Figure record listings:
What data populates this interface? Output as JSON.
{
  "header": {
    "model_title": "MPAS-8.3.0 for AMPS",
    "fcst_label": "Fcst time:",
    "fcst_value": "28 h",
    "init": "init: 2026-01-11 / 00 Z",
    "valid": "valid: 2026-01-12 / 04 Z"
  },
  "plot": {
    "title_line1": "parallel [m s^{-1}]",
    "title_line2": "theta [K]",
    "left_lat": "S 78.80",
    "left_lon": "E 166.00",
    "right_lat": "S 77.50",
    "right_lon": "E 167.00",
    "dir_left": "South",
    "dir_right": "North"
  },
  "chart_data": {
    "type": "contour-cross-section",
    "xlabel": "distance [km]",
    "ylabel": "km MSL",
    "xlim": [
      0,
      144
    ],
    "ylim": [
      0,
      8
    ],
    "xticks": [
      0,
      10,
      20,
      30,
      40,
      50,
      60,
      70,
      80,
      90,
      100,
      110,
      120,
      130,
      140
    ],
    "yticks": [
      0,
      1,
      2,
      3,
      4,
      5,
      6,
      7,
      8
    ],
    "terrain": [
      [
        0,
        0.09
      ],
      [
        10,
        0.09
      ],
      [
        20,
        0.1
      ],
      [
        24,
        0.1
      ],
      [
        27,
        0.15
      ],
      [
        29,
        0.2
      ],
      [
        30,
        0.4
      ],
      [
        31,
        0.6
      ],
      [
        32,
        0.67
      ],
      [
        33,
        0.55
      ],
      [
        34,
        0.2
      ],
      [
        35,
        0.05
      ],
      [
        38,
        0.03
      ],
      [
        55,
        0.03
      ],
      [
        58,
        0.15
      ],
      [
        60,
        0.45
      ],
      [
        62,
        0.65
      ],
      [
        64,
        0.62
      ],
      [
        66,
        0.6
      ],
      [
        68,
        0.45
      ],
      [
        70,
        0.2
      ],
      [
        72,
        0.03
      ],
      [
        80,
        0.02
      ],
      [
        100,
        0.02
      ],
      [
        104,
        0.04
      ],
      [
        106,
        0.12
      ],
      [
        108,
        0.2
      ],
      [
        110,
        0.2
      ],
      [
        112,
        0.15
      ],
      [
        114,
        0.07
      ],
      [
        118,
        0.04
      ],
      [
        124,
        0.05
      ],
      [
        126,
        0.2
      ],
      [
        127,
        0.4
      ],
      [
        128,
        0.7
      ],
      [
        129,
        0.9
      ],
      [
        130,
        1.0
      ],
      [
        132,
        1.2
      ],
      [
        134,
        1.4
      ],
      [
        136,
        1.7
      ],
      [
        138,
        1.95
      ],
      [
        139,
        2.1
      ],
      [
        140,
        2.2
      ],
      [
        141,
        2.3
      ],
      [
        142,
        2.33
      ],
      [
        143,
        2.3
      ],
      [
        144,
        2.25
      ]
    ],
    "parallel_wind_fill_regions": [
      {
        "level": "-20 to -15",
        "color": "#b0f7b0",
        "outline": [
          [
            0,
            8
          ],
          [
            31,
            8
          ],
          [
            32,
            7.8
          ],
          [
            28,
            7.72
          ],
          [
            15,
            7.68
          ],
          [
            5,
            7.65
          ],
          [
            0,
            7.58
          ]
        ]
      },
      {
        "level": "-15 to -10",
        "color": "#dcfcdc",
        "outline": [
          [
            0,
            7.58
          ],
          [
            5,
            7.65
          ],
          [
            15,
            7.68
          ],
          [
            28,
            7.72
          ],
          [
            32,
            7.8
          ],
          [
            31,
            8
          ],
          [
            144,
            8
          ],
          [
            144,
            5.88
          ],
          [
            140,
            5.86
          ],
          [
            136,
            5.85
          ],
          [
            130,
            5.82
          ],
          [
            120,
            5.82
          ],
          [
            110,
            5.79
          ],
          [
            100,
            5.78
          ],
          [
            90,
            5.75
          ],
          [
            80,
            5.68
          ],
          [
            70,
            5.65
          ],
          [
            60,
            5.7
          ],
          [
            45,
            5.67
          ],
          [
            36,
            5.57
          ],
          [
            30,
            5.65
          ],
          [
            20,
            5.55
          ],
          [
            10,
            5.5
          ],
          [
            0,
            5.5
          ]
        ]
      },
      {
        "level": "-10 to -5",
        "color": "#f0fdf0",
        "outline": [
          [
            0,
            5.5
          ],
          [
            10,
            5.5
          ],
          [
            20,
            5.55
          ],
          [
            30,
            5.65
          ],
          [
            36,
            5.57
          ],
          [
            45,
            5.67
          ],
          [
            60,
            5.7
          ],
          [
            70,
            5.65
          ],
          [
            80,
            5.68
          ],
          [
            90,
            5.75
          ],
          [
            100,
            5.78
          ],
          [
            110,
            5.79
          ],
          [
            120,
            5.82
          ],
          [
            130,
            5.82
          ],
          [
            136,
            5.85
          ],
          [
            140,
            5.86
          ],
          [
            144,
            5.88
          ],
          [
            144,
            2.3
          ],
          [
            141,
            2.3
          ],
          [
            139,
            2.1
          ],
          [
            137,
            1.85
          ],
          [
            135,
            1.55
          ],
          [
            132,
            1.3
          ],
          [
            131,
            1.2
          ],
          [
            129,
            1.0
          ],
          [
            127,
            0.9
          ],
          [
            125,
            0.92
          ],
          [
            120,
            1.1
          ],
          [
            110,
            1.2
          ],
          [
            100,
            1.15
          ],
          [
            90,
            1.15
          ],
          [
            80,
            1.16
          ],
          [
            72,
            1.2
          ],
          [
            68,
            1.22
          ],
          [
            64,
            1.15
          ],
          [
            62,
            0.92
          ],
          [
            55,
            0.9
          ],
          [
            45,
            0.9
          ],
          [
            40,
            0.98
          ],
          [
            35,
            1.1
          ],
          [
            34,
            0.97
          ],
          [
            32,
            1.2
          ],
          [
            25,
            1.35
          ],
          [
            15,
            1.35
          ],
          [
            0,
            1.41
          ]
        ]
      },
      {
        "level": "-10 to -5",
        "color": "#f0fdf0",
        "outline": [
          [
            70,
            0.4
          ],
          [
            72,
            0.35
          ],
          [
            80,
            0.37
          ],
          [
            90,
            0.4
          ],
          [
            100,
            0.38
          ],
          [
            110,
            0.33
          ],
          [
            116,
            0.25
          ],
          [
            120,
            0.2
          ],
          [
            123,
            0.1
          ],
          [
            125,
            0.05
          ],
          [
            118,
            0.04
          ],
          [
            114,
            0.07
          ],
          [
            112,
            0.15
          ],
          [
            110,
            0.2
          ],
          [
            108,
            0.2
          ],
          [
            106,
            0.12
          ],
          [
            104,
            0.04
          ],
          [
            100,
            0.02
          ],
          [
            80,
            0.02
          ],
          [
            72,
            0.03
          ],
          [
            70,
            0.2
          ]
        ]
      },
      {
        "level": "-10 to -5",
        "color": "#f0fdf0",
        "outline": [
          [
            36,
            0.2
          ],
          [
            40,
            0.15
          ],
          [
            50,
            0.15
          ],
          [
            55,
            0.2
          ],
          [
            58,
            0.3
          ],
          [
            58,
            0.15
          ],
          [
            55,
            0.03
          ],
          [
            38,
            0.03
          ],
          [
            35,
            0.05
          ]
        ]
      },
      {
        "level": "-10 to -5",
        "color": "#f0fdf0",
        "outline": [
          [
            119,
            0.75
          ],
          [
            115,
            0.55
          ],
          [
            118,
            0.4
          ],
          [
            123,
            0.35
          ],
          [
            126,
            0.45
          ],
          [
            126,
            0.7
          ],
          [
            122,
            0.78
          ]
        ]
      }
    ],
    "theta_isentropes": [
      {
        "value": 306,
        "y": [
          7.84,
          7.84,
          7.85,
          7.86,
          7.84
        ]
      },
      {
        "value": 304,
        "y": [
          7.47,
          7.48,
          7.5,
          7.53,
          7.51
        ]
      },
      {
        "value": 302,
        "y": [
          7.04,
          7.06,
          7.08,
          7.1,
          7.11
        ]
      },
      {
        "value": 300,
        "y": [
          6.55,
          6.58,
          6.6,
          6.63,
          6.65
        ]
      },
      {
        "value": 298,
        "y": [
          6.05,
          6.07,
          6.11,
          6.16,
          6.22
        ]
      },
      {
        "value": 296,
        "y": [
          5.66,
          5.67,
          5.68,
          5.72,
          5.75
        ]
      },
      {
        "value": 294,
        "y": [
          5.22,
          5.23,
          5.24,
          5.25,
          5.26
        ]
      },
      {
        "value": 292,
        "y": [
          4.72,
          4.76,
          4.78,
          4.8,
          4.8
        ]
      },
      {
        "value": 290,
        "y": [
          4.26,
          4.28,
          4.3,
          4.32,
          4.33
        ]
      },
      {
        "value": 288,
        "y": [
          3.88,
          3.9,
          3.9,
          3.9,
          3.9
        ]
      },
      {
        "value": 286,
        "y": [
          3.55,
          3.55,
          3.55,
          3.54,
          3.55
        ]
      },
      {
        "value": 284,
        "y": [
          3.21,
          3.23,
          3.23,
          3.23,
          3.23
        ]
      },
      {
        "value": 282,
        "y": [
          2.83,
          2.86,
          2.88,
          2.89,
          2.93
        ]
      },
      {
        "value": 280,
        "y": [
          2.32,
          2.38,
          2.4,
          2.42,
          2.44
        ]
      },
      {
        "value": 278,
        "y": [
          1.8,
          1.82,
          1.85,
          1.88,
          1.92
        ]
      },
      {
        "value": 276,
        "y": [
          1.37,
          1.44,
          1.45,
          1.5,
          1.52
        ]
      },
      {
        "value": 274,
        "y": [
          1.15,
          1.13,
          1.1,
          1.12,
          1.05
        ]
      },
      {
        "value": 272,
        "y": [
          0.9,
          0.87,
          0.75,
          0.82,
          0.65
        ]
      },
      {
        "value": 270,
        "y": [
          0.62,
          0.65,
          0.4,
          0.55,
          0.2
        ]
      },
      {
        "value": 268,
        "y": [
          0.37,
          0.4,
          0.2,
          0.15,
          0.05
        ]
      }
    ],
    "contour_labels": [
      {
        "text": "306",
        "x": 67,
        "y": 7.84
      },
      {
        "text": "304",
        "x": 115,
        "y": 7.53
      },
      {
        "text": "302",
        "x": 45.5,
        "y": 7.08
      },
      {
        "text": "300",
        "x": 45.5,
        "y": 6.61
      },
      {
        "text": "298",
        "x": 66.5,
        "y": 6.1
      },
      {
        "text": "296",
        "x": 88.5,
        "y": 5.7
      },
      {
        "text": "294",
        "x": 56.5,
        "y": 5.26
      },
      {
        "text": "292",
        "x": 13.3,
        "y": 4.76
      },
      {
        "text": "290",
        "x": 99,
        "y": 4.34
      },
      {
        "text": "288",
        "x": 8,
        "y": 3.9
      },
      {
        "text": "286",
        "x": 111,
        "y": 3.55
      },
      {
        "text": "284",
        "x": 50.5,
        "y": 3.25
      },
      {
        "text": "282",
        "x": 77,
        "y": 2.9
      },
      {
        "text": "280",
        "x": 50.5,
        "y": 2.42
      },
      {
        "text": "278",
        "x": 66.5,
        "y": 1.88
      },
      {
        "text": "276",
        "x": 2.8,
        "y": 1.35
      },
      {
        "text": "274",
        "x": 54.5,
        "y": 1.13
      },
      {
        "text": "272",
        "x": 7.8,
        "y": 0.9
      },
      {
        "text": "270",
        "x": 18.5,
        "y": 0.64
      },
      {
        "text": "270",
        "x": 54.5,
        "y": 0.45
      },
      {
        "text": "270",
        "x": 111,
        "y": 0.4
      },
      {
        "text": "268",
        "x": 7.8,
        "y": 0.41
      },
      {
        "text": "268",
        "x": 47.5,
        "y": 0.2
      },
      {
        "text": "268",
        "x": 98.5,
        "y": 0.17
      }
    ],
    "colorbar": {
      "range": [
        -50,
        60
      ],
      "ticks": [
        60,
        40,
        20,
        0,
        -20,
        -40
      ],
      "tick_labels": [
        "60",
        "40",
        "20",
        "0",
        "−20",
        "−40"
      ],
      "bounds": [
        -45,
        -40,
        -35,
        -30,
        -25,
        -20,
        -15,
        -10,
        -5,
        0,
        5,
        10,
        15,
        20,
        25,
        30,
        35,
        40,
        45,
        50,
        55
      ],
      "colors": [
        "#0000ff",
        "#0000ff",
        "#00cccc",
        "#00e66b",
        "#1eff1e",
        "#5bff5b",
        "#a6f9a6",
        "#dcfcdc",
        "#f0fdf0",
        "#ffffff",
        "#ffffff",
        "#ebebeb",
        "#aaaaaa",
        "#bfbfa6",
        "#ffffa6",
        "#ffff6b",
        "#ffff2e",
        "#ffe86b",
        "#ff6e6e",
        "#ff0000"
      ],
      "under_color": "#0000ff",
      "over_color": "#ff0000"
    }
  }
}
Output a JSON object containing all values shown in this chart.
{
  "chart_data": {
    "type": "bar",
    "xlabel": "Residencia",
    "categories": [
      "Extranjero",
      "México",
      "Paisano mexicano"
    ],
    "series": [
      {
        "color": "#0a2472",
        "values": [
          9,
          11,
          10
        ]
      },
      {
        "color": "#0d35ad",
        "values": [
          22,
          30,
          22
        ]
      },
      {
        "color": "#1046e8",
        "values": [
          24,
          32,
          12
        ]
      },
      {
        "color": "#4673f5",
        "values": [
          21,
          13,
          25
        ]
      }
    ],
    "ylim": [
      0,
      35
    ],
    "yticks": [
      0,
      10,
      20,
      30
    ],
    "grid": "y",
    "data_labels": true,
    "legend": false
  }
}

### DIRECTIONS
Copy all lines from the entries that contain the word "JSON".

### EXERCISE OUTPUT
What data populates this interface? Output as JSON.
Output a JSON object containing all values shown in this chart.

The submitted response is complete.